▶ [TASK REQUIREMENTS] From the entries below, copy every line holding the word "dive".

▶ [SUPPLIED DATA]
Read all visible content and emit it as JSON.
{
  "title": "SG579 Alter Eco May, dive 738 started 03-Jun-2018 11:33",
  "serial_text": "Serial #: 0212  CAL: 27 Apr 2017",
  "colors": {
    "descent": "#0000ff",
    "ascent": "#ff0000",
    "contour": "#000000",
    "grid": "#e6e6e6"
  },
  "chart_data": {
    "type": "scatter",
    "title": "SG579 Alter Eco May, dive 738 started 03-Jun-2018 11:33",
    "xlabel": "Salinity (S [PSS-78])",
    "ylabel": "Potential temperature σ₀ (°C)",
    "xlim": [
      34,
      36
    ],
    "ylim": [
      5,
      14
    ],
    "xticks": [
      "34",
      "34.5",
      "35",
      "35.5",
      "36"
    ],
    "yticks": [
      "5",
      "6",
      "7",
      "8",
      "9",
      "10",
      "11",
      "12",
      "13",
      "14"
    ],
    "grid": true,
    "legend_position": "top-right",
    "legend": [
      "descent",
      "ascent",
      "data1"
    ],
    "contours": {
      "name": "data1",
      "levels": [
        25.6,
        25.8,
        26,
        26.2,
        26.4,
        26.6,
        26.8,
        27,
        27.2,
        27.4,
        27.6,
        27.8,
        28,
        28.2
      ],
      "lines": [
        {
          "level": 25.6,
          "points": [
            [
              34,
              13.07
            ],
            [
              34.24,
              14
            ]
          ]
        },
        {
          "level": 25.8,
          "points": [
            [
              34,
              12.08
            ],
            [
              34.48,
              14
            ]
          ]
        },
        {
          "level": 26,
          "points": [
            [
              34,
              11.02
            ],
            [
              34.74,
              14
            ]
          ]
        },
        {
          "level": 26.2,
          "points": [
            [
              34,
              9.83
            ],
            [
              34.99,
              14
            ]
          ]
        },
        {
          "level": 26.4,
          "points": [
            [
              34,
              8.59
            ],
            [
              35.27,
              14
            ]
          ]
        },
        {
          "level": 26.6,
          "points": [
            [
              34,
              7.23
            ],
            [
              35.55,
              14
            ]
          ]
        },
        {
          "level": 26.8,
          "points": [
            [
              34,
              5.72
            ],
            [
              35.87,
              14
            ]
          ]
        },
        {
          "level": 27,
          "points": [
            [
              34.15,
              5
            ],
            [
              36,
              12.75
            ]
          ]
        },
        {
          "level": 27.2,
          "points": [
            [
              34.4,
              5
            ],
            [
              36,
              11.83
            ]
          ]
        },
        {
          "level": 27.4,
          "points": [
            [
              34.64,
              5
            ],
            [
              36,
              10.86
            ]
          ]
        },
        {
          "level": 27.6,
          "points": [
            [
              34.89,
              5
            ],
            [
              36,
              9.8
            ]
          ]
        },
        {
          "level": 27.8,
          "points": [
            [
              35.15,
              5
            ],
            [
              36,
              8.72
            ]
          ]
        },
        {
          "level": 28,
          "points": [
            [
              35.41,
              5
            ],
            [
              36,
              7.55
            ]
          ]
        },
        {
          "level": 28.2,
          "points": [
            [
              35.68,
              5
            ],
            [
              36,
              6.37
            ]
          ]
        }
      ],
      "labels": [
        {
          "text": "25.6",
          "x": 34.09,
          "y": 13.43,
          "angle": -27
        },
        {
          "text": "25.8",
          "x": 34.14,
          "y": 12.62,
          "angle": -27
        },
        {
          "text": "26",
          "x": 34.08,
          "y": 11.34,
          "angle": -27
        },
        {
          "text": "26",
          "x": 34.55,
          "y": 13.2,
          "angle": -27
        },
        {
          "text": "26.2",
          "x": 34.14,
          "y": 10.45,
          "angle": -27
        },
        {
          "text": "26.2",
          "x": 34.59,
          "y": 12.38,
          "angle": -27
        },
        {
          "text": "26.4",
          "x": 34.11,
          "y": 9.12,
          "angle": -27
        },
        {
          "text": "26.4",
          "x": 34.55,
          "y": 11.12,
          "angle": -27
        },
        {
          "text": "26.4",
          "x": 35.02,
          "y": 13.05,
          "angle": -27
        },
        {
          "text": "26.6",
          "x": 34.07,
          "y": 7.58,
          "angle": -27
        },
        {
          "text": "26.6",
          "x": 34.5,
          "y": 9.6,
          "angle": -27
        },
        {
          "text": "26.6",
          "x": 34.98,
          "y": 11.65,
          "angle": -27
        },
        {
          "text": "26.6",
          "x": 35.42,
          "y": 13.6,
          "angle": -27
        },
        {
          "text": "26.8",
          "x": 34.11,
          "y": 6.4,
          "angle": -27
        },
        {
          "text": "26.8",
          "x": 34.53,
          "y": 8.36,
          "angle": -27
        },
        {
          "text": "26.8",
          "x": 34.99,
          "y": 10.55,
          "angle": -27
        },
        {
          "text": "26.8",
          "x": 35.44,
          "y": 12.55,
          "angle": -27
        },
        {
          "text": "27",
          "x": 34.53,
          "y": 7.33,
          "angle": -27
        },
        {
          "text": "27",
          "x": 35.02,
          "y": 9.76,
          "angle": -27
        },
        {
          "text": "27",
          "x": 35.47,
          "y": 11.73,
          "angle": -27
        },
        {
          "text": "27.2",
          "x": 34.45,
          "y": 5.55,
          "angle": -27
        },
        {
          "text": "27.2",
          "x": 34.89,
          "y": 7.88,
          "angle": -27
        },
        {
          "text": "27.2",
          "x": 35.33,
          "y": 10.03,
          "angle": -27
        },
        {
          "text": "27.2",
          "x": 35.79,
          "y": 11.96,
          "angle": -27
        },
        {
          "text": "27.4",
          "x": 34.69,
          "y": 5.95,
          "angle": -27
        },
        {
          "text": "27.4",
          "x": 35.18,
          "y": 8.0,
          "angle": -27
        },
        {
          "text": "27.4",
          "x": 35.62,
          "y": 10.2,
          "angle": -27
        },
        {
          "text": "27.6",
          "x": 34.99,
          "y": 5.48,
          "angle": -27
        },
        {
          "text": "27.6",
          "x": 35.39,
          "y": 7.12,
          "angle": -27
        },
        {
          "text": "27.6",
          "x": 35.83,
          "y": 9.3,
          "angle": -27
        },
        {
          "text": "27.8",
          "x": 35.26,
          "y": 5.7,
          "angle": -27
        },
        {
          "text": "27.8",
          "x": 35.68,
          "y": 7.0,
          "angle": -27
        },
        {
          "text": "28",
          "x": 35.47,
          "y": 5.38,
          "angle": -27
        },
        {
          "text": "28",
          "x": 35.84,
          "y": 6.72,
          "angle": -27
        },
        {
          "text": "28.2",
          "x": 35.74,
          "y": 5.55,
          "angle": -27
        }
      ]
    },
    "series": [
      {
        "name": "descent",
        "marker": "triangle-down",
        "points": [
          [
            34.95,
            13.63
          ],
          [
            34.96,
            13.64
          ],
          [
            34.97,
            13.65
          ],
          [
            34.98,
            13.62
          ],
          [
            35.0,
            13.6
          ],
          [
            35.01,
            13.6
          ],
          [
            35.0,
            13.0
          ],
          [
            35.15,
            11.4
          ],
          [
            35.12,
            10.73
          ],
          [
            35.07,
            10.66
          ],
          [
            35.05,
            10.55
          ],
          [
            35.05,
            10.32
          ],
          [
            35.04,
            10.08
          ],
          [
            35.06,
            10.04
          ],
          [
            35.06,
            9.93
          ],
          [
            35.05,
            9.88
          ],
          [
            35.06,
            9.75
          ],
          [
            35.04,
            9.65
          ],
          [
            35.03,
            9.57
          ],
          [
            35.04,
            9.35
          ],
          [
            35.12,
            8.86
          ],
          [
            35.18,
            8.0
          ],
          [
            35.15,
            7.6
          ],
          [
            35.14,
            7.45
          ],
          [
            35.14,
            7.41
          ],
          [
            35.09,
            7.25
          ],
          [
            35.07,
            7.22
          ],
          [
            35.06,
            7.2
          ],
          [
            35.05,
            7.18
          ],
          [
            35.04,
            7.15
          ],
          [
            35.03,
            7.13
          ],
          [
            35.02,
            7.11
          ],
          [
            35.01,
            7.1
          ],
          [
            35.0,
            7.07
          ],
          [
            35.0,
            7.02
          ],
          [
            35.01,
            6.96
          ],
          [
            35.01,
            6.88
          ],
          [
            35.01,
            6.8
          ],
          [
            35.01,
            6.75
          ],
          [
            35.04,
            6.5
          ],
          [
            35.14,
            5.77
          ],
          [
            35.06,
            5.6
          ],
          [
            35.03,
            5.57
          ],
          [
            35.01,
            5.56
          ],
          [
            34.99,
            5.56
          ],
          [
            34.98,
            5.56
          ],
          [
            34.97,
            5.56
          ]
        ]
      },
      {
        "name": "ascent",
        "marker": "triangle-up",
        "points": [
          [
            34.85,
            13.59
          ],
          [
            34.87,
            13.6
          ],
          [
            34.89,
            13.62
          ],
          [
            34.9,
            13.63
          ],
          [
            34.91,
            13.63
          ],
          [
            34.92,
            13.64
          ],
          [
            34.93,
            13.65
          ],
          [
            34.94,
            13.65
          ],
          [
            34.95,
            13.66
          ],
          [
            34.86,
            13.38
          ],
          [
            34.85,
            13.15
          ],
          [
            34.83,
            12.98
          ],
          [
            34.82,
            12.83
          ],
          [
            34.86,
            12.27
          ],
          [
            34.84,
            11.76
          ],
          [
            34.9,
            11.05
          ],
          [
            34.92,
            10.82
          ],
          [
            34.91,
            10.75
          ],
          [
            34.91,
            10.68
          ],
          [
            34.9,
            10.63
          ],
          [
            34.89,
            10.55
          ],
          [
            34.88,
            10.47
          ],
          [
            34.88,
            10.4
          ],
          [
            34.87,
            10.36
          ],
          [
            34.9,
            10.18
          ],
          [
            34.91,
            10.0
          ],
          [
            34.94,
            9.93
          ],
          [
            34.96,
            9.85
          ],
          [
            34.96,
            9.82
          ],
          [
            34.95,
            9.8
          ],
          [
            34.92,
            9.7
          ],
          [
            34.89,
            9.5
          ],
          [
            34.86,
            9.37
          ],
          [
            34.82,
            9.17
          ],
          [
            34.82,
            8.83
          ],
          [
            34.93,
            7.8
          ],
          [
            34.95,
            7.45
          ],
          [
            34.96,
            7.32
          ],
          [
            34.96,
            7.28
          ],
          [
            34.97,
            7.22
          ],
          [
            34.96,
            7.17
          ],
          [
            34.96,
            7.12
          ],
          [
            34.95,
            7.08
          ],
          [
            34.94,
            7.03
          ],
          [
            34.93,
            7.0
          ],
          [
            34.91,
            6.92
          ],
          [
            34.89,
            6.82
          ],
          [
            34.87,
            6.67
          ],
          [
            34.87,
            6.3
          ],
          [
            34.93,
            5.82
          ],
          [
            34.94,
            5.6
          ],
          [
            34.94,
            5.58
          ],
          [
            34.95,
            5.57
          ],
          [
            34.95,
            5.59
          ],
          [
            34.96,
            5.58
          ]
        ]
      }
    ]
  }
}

...

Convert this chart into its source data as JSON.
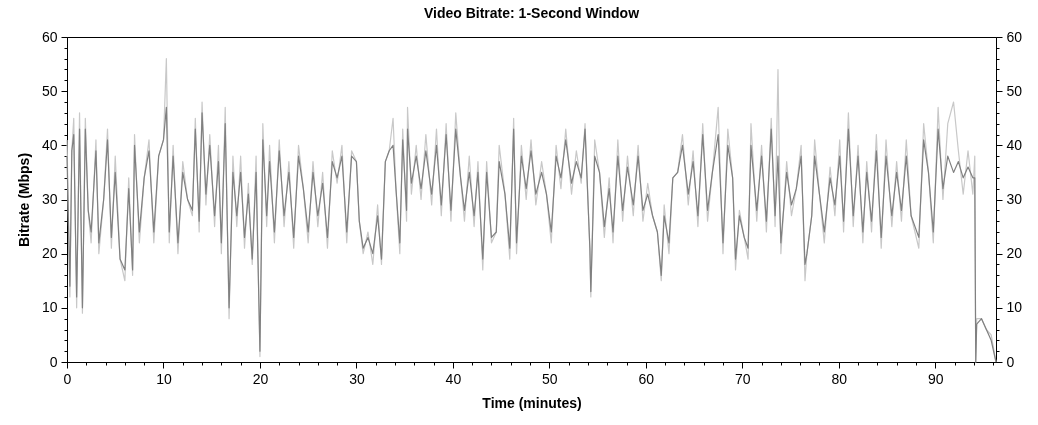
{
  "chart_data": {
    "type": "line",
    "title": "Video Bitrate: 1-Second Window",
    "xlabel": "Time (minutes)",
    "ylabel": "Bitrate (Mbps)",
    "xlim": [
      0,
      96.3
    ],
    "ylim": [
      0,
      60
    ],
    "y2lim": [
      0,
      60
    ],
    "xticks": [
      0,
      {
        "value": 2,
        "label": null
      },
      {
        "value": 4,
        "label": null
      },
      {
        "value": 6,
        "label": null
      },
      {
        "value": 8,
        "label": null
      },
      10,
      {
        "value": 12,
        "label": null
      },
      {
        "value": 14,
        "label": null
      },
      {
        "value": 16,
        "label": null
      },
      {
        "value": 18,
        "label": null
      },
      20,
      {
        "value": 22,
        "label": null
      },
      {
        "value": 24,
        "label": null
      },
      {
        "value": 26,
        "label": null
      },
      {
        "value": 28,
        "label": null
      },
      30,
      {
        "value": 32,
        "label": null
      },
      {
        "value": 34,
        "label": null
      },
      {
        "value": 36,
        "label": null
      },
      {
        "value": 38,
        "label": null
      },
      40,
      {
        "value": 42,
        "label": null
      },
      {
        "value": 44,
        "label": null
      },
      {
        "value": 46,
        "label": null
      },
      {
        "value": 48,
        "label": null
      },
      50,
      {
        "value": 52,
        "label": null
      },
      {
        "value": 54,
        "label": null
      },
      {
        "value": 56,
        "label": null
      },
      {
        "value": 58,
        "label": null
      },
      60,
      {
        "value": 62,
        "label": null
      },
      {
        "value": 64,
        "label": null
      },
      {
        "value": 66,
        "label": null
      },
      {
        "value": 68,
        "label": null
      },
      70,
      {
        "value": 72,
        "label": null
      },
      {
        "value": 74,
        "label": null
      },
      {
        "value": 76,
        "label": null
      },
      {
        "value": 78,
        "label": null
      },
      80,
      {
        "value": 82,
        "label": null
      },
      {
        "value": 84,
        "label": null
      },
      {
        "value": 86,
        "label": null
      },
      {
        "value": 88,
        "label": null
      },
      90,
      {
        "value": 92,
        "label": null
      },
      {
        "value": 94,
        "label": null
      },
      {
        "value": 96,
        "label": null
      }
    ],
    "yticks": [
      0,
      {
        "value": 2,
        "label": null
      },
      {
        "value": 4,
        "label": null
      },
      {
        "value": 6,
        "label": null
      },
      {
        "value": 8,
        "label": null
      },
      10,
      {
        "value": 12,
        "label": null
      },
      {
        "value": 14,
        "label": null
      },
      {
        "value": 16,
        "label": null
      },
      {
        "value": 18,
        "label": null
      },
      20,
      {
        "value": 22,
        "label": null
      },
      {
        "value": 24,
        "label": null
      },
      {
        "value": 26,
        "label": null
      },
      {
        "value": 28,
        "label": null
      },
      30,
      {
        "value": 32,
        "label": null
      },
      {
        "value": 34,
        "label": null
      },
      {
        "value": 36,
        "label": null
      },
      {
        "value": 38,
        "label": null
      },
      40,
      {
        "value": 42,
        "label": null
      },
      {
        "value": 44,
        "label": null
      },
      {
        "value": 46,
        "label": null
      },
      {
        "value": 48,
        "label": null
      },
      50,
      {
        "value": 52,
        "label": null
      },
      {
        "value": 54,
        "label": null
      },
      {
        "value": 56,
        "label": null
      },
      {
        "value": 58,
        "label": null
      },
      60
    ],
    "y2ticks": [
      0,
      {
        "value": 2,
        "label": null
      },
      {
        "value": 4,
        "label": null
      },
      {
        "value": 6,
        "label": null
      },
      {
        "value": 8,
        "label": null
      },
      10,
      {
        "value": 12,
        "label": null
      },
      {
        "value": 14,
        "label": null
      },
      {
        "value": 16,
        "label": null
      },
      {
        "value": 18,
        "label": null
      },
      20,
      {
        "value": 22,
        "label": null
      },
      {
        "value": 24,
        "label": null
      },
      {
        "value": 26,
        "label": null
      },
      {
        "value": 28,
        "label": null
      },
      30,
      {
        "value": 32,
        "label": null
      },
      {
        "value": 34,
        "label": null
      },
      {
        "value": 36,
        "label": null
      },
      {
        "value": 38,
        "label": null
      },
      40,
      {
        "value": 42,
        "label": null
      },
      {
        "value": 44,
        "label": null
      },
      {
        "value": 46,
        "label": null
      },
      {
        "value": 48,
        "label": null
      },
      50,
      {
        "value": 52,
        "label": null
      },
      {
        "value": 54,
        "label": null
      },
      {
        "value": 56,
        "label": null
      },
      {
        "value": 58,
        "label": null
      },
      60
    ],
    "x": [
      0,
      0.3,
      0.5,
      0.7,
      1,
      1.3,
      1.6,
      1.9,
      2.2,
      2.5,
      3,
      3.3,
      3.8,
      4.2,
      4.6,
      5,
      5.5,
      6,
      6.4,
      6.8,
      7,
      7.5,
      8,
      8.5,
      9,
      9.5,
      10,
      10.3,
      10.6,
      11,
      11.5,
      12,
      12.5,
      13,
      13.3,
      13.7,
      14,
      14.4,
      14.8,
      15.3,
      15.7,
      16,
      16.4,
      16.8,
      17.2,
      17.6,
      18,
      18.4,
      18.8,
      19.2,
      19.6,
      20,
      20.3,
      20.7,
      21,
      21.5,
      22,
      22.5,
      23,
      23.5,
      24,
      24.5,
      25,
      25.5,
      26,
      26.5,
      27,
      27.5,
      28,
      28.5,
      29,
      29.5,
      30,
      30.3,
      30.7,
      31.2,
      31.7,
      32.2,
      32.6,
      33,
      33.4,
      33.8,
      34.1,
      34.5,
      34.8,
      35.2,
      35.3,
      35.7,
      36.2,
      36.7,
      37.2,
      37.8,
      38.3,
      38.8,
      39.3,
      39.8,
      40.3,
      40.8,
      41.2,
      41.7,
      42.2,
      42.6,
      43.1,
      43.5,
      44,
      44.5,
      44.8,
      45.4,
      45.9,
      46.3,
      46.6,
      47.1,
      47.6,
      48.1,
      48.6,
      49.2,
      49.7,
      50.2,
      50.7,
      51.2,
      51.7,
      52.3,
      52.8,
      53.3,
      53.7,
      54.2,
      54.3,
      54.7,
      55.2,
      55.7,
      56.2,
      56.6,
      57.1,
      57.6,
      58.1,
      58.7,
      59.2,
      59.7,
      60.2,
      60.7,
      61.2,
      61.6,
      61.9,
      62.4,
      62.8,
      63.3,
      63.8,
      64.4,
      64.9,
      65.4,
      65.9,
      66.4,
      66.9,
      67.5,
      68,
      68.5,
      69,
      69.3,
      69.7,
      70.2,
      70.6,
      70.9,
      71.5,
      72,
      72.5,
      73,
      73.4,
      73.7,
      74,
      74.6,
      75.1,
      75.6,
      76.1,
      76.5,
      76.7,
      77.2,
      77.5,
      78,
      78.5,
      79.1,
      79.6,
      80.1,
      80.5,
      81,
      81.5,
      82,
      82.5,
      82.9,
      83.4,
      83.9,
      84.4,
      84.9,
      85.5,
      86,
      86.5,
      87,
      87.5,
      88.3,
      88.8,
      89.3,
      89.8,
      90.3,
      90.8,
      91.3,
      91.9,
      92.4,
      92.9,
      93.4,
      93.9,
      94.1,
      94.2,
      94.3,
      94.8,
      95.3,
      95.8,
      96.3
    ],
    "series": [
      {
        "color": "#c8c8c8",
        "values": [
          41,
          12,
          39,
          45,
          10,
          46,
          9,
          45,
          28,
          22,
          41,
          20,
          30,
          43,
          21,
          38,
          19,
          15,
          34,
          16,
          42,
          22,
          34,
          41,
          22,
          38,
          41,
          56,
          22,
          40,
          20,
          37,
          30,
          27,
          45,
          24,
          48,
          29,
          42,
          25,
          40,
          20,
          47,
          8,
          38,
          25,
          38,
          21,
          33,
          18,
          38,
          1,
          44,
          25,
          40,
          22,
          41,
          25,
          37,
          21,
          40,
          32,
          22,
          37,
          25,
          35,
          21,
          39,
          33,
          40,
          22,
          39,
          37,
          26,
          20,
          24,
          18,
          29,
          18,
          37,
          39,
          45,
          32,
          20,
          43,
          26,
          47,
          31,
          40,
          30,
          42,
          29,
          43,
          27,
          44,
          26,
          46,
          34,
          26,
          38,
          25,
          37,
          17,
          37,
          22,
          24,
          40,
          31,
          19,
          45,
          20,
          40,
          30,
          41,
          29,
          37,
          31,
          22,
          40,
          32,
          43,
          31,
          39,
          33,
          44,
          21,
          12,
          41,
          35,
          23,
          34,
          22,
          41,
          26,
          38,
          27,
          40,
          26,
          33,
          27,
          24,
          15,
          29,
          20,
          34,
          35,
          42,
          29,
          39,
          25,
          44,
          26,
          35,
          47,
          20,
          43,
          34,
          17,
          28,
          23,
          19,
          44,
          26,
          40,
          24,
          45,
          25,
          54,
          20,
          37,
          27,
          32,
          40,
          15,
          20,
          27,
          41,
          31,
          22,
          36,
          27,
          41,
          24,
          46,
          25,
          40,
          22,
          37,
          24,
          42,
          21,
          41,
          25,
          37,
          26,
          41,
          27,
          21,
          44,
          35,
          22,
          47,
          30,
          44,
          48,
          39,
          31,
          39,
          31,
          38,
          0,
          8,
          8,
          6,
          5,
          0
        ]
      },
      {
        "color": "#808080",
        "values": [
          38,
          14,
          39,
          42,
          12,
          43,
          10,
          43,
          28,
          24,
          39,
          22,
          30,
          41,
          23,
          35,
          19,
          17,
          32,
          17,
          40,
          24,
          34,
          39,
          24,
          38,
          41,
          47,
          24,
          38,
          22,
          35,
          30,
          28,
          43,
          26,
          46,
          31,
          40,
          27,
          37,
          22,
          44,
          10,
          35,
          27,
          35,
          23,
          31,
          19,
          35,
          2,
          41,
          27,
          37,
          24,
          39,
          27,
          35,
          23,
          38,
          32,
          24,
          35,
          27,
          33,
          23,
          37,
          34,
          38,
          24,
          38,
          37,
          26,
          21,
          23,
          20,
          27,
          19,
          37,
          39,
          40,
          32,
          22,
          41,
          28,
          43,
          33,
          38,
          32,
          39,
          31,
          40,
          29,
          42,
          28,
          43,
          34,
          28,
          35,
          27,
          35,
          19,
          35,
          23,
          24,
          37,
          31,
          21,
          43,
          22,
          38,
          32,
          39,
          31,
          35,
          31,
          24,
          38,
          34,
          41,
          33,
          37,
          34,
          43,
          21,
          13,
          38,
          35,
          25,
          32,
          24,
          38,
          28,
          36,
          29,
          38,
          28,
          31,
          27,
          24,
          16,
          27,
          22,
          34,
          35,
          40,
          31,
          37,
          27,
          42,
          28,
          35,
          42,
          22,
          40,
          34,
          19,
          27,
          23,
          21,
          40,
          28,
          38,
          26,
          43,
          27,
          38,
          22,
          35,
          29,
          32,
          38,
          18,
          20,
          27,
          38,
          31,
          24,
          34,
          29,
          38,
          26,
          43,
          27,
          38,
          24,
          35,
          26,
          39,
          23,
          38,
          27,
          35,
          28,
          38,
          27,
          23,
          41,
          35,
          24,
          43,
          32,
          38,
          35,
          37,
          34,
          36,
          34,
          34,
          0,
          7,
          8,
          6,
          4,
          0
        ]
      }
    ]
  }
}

▶ [SOLUTION FOR THIS EXERCISE]
  "title": "SG579 Alter Eco May, dive 738 started 03-Jun-2018 11:33",
    "title": "SG579 Alter Eco May, dive 738 started 03-Jun-2018 11:33",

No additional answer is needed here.